## Start Data for this task

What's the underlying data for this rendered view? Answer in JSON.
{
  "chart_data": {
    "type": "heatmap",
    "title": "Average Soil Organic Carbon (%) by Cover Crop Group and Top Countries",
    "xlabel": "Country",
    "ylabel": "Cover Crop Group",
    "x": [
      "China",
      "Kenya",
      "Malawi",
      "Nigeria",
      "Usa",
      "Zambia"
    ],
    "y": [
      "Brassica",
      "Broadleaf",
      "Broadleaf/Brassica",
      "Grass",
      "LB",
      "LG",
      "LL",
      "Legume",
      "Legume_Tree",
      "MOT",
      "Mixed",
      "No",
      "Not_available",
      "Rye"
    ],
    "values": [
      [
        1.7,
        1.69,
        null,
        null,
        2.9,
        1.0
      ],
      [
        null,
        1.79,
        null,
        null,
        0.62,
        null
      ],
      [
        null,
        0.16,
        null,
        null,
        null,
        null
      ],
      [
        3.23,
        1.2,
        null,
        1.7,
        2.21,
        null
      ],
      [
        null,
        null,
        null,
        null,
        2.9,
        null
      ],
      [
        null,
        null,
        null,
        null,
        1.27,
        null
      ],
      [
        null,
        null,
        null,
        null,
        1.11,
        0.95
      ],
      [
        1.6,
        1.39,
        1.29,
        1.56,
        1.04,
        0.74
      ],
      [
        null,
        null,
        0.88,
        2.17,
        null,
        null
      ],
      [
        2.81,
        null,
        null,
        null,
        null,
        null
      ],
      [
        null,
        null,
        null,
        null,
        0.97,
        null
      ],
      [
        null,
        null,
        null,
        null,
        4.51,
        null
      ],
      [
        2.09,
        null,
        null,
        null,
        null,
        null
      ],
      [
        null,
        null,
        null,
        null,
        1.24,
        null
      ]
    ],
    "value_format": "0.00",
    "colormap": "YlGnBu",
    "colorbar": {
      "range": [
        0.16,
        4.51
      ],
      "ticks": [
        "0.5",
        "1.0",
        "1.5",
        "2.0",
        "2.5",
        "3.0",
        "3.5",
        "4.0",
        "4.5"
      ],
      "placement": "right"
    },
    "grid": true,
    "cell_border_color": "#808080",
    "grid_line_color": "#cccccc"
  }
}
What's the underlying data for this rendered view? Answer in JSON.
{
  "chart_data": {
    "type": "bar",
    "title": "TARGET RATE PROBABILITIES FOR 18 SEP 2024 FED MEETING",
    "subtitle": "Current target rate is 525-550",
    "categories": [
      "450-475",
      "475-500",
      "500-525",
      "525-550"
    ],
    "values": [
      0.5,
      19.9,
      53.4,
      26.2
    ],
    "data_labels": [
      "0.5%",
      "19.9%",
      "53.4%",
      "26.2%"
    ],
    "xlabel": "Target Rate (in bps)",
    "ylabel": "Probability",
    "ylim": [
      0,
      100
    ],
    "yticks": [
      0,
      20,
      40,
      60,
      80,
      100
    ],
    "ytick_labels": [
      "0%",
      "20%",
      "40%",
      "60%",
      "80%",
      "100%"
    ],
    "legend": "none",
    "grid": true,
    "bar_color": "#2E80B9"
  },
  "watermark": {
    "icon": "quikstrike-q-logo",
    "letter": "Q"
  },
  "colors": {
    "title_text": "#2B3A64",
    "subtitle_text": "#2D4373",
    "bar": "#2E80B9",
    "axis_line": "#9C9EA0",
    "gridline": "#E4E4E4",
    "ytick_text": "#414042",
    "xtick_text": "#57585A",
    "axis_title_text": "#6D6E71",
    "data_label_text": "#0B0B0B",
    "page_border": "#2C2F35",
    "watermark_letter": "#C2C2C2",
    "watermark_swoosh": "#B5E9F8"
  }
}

## End Data for this task

What you should do
Extract each record, keeping it identical to the original.

Solved problem
What's the underlying data for this rendered view? Answer in JSON.
{
  "chart_data": {
    "type": "heatmap",
    "title": "Average Soil Organic Carbon (%) by Cover Crop Group and Top Countries",
    "xlabel": "Country",
    "ylabel": "Cover Crop Group",
    "x": [
      "China",
      "Kenya",
      "Malawi",
      "Nigeria",
      "Usa",
      "Zambia"
    ],
    "y": [
      "Brassica",
      "Broadleaf",
      "Broadleaf/Brassica",
      "Grass",
      "LB",
      "LG",
      "LL",
      "Legume",
      "Legume_Tree",
      "MOT",
      "Mixed",
      "No",
      "Not_available",
      "Rye"
    ],
    "values": [
      [
        1.7,
        1.69,
        null,
        null,
        2.9,
        1.0
      ],
      [
        null,
        1.79,
        null,
        null,
        0.62,
        null
      ],
      [
        null,
        0.16,
        null,
        null,
        null,
        null
      ],
      [
        3.23,
        1.2,
        null,
        1.7,
        2.21,
        null
      ],
      [
        null,
        null,
        null,
        null,
        2.9,
        null
      ],
      [
        null,
        null,
        null,
        null,
        1.27,
        null
      ],
      [
        null,
        null,
        null,
        null,
        1.11,
        0.95
      ],
      [
        1.6,
        1.39,
        1.29,
        1.56,
        1.04,
        0.74
      ],
      [
        null,
        null,
        0.88,
        2.17,
        null,
        null
      ],
      [
        2.81,
        null,
        null,
        null,
        null,
        null
      ],
      [
        null,
        null,
        null,
        null,
        0.97,
        null
      ],
      [
        null,
        null,
        null,
        null,
        4.51,
        null
      ],
      [
        2.09,
        null,
        null,
        null,
        null,
        null
      ],
      [
        null,
        null,
        null,
        null,
        1.24,
        null
      ]
    ],
    "value_format": "0.00",
    "colormap": "YlGnBu",
    "colorbar": {
      "range": [
        0.16,
        4.51
      ],
      "ticks": [
        "0.5",
        "1.0",
        "1.5",
        "2.0",
        "2.5",
        "3.0",
        "3.5",
        "4.0",
        "4.5"
      ],
      "placement": "right"
    },
    "grid": true,
    "cell_border_color": "#808080",
    "grid_line_color": "#cccccc"
  }
}
What's the underlying data for this rendered view? Answer in JSON.
{
  "chart_data": {
    "type": "bar",
    "title": "TARGET RATE PROBABILITIES FOR 18 SEP 2024 FED MEETING",
    "subtitle": "Current target rate is 525-550",
    "categories": [
      "450-475",
      "475-500",
      "500-525",
      "525-550"
    ],
    "values": [
      0.5,
      19.9,
      53.4,
      26.2
    ],
    "data_labels": [
      "0.5%",
      "19.9%",
      "53.4%",
      "26.2%"
    ],
    "xlabel": "Target Rate (in bps)",
    "ylabel": "Probability",
    "ylim": [
      0,
      100
    ],
    "yticks": [
      0,
      20,
      40,
      60,
      80,
      100
    ],
    "ytick_labels": [
      "0%",
      "20%",
      "40%",
      "60%",
      "80%",
      "100%"
    ],
    "legend": "none",
    "grid": true,
    "bar_color": "#2E80B9"
  },
  "watermark": {
    "icon": "quikstrike-q-logo",
    "letter": "Q"
  },
  "colors": {
    "title_text": "#2B3A64",
    "subtitle_text": "#2D4373",
    "bar": "#2E80B9",
    "axis_line": "#9C9EA0",
    "gridline": "#E4E4E4",
    "ytick_text": "#414042",
    "xtick_text": "#57585A",
    "axis_title_text": "#6D6E71",
    "data_label_text": "#0B0B0B",
    "page_border": "#2C2F35",
    "watermark_letter": "#C2C2C2",
    "watermark_swoosh": "#B5E9F8"
  }
}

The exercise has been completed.